→ **EXCERPTED DATA**:
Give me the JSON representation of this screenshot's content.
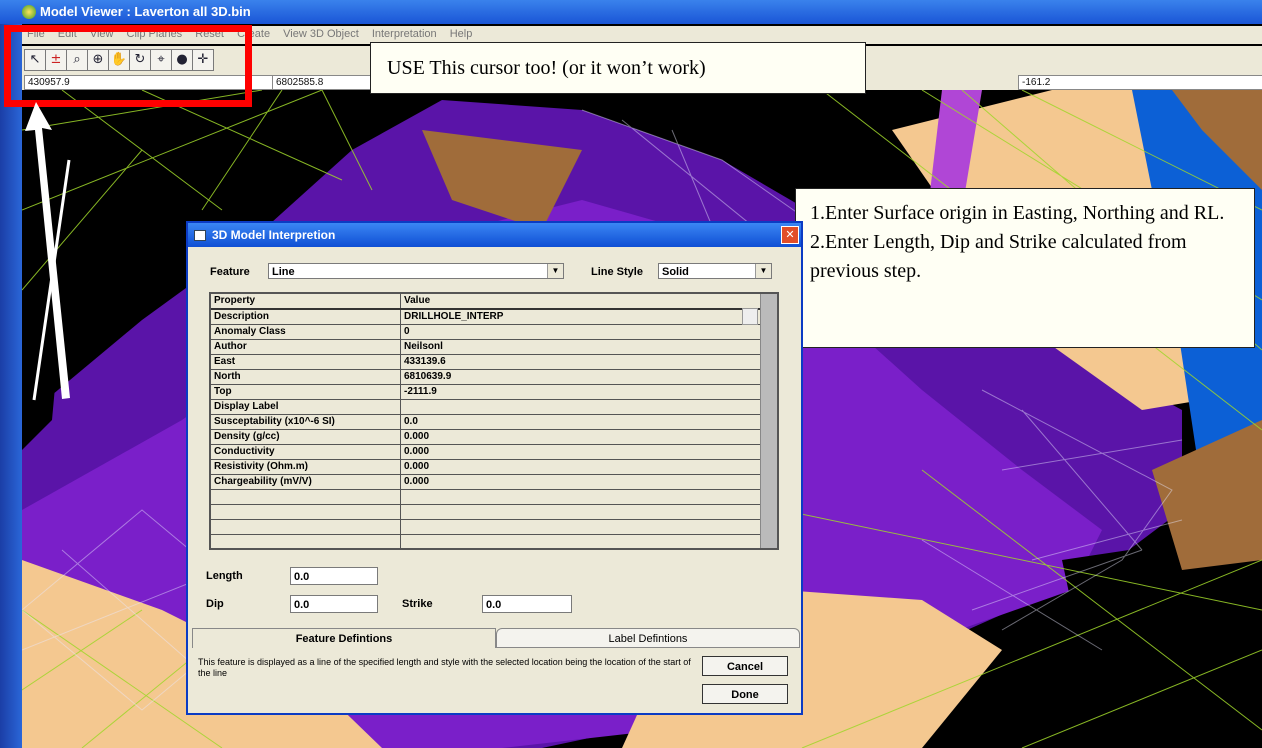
{
  "window": {
    "title": "Model Viewer : Laverton all 3D.bin"
  },
  "menu": [
    "File",
    "Edit",
    "View",
    "Clip Planes",
    "Reset",
    "Create",
    "View 3D Object",
    "Interpretation",
    "Help"
  ],
  "toolbar": {
    "icons": [
      "pointer-icon",
      "pick-point-icon",
      "zoom-icon",
      "zoom-in-icon",
      "pan-hand-icon",
      "rotate-icon",
      "interpret-icon",
      "target-icon",
      "crosshair-icon"
    ]
  },
  "coords": {
    "easting": "430957.9",
    "northing": "6802585.8",
    "rl": "-161.2"
  },
  "annotations": {
    "note1": "USE This cursor too! (or it won’t work)",
    "note2_line1": "1.Enter Surface origin in Easting, Northing and RL.",
    "note2_line2": "2.Enter Length, Dip and Strike calculated from previous step."
  },
  "dialog": {
    "title": "3D Model Interpretion",
    "feature_label": "Feature",
    "feature_value": "Line",
    "line_style_label": "Line Style",
    "line_style_value": "Solid",
    "columns": [
      "Property",
      "Value"
    ],
    "rows": [
      [
        "Description",
        "DRILLHOLE_INTERP"
      ],
      [
        "Anomaly Class",
        "0"
      ],
      [
        "Author",
        "Neilsonl"
      ],
      [
        "East",
        "433139.6"
      ],
      [
        "North",
        "6810639.9"
      ],
      [
        "Top",
        "-2111.9"
      ],
      [
        "Display Label",
        ""
      ],
      [
        "Susceptability (x10^-6 SI)",
        "0.0"
      ],
      [
        "Density (g/cc)",
        "0.000"
      ],
      [
        "Conductivity",
        "0.000"
      ],
      [
        "Resistivity (Ohm.m)",
        "0.000"
      ],
      [
        "Chargeability (mV/V)",
        "0.000"
      ],
      [
        "",
        ""
      ],
      [
        "",
        ""
      ],
      [
        "",
        ""
      ],
      [
        "",
        ""
      ]
    ],
    "length_label": "Length",
    "length_value": "0.0",
    "dip_label": "Dip",
    "dip_value": "0.0",
    "strike_label": "Strike",
    "strike_value": "0.0",
    "tab_feature": "Feature Defintions",
    "tab_label": "Label Defintions",
    "description": "This feature is displayed as a line of the specified length and style with the selected location being the location of the start of the line",
    "cancel": "Cancel",
    "done": "Done"
  }
}
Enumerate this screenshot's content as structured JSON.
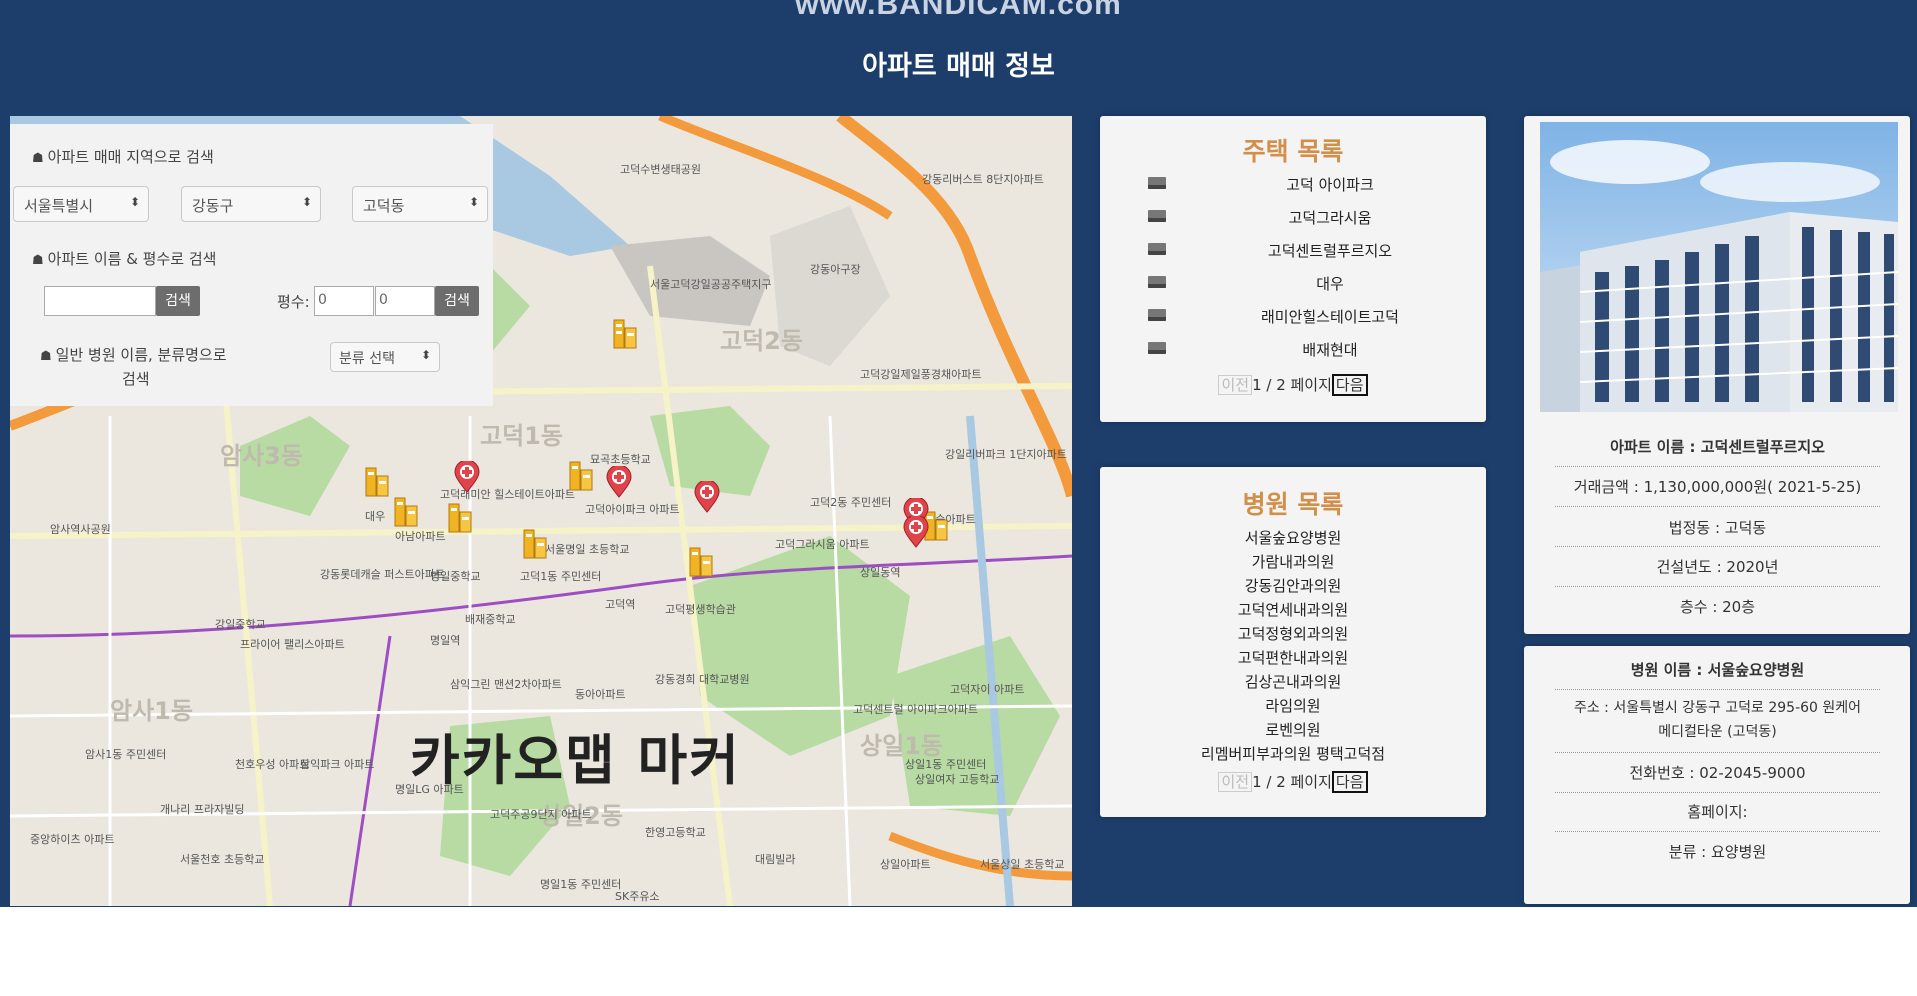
{
  "watermark": "www.BANDICAM.com",
  "title": "아파트 매매 정보",
  "colors": {
    "header": "#1d3e6b",
    "accent": "#d18f4a",
    "card": "#f4f4f4"
  },
  "search": {
    "region_label": "아파트 매매 지역으로 검색",
    "city": "서울특별시",
    "district": "강동구",
    "dong": "고덕동",
    "name_label": "아파트 이름 & 평수로 검색",
    "name_value": "",
    "search_button": "검색",
    "area_label": "평수:",
    "area_min": "0",
    "area_max": "0",
    "area_button": "검색",
    "hospital_label": "일반 병원 이름, 분류명으로",
    "hospital_label2": "검색",
    "category_select": "분류 선택"
  },
  "map": {
    "caption": "카카오맵 마커",
    "dongs": [
      "고덕2동",
      "고덕1동",
      "암사3동",
      "암사1동",
      "상일1동",
      "상일2동"
    ],
    "places": [
      "고덕수변생태공원",
      "강동아구장",
      "서울고덕강일공공주택지구",
      "강동리버스트 8단지아파트",
      "고덕강일제일풍경채아파트",
      "고덕아이파크 아파트",
      "서울명일 초등학교",
      "고덕그라시움 아파트",
      "상일동역",
      "고덕역",
      "명일역",
      "암사역사공원",
      "강일중학교",
      "명일중학교",
      "배재중학교",
      "고덕평생학습관",
      "고덕래미안 힐스테이트아파트",
      "대우",
      "아남아파트",
      "고덕1동 주민센터",
      "고덕2동 주민센터",
      "고덕센트럴 아이파크아파트",
      "고덕자이 아파트",
      "상일1동 주민센터",
      "상일아파트",
      "서울상일 초등학교",
      "한영고등학교",
      "삼익그린 맨션2차아파트",
      "동아아파트",
      "명일LG 아파트",
      "고덕주공9단지 아파트",
      "SK주유소",
      "명일1동 주민센터",
      "프라이어 팰리스아파트",
      "강동롯데캐슬 퍼스트아파트",
      "암사1동 주민센터",
      "천호우성 아파트",
      "삼익파크 아파트",
      "서울천호 초등학교",
      "개나리 프라자빌딩",
      "중앙하이츠 아파트",
      "고덕숲아파트",
      "강일리버파크 1단지아파트",
      "묘곡초등학교",
      "상일여자 고등학교",
      "대림빌라",
      "강동경희 대학교병원"
    ]
  },
  "house_list": {
    "title": "주택 목록",
    "items": [
      "고덕 아이파크",
      "고덕그라시움",
      "고덕센트럴푸르지오",
      "대우",
      "래미안힐스테이트고덕",
      "배재현대"
    ],
    "pager": {
      "prev": "이전",
      "page": "1 / 2 페이지",
      "next": "다음"
    }
  },
  "hospital_list": {
    "title": "병원 목록",
    "items": [
      "서울숲요양병원",
      "가람내과의원",
      "강동김안과의원",
      "고덕연세내과의원",
      "고덕정형외과의원",
      "고덕편한내과의원",
      "김상곤내과의원",
      "라임의원",
      "로벤의원",
      "리멤버피부과의원 평택고덕점"
    ],
    "pager": {
      "prev": "이전",
      "page": "1 / 2 페이지",
      "next": "다음"
    }
  },
  "apartment_detail": {
    "name": "아파트 이름 : 고덕센트럴푸르지오",
    "price": "거래금액 : 1,130,000,000원( 2021-5-25)",
    "dong": "법정동 : 고덕동",
    "year": "건설년도 : 2020년",
    "floor": "층수 : 20층"
  },
  "hospital_detail": {
    "name": "병원 이름 : 서울숲요양병원",
    "address_1": "주소 : 서울특별시 강동구 고덕로 295-60 원케어",
    "address_2": "메디컬타운 (고덕동)",
    "phone": "전화번호 : 02-2045-9000",
    "homepage": "홈페이지:",
    "category": "분류 : 요양병원"
  }
}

→ **SET EXERCISE**:
Copy all lines from the material that include "Model".

→ **COMPLETE RESPONSE**:
    "title": "Model Viewer : Laverton all 3D.bin"
    "title": "3D Model Interpretion",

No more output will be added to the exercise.